→ **Written exercise**: Extract all of the entries and give them again, word for word.
Data to use start
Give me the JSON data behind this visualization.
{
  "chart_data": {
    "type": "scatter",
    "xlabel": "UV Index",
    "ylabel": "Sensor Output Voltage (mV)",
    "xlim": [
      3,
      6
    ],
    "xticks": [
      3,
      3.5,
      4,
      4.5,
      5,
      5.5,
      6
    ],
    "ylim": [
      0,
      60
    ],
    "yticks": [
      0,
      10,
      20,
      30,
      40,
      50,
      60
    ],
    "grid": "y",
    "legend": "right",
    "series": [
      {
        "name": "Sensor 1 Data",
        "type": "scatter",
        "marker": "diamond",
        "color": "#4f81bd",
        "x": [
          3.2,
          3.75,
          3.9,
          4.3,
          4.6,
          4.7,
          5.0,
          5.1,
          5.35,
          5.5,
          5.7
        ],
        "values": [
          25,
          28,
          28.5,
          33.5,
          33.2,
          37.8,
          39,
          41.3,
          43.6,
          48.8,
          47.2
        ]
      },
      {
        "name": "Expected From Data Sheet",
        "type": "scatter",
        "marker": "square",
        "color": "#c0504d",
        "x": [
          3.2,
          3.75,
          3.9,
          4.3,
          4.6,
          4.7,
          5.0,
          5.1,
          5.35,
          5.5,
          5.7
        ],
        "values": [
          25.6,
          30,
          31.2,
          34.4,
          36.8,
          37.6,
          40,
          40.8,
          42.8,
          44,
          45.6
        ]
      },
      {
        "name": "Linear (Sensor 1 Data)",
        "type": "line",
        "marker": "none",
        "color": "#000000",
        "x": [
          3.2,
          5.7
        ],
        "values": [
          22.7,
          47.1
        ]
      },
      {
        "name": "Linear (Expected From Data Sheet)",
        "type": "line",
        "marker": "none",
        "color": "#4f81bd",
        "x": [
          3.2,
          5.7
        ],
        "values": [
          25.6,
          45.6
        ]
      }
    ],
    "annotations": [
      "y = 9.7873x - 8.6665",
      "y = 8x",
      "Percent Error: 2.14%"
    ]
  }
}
Data to use end
→ **Solution below**:
Give me the JSON data behind this visualization.
{
  "chart_data": {
    "type": "scatter",
    "xlabel": "UV Index",
    "ylabel": "Sensor Output Voltage (mV)",
    "xlim": [
      3,
      6
    ],
    "xticks": [
      3,
      3.5,
      4,
      4.5,
      5,
      5.5,
      6
    ],
    "ylim": [
      0,
      60
    ],
    "yticks": [
      0,
      10,
      20,
      30,
      40,
      50,
      60
    ],
    "grid": "y",
    "legend": "right",
    "series": [
      {
        "name": "Sensor 1 Data",
        "type": "scatter",
        "marker": "diamond",
        "color": "#4f81bd",
        "x": [
          3.2,
          3.75,
          3.9,
          4.3,
          4.6,
          4.7,
          5.0,
          5.1,
          5.35,
          5.5,
          5.7
        ],
        "values": [
          25,
          28,
          28.5,
          33.5,
          33.2,
          37.8,
          39,
          41.3,
          43.6,
          48.8,
          47.2
        ]
      },
      {
        "name": "Expected From Data Sheet",
        "type": "scatter",
        "marker": "square",
        "color": "#c0504d",
        "x": [
          3.2,
          3.75,
          3.9,
          4.3,
          4.6,
          4.7,
          5.0,
          5.1,
          5.35,
          5.5,
          5.7
        ],
        "values": [
          25.6,
          30,
          31.2,
          34.4,
          36.8,
          37.6,
          40,
          40.8,
          42.8,
          44,
          45.6
        ]
      },
      {
        "name": "Linear (Sensor 1 Data)",
        "type": "line",
        "marker": "none",
        "color": "#000000",
        "x": [
          3.2,
          5.7
        ],
        "values": [
          22.7,
          47.1
        ]
      },
      {
        "name": "Linear (Expected From Data Sheet)",
        "type": "line",
        "marker": "none",
        "color": "#4f81bd",
        "x": [
          3.2,
          5.7
        ],
        "values": [
          25.6,
          45.6
        ]
      }
    ],
    "annotations": [
      "y = 9.7873x - 8.6665",
      "y = 8x",
      "Percent Error: 2.14%"
    ]
  }
}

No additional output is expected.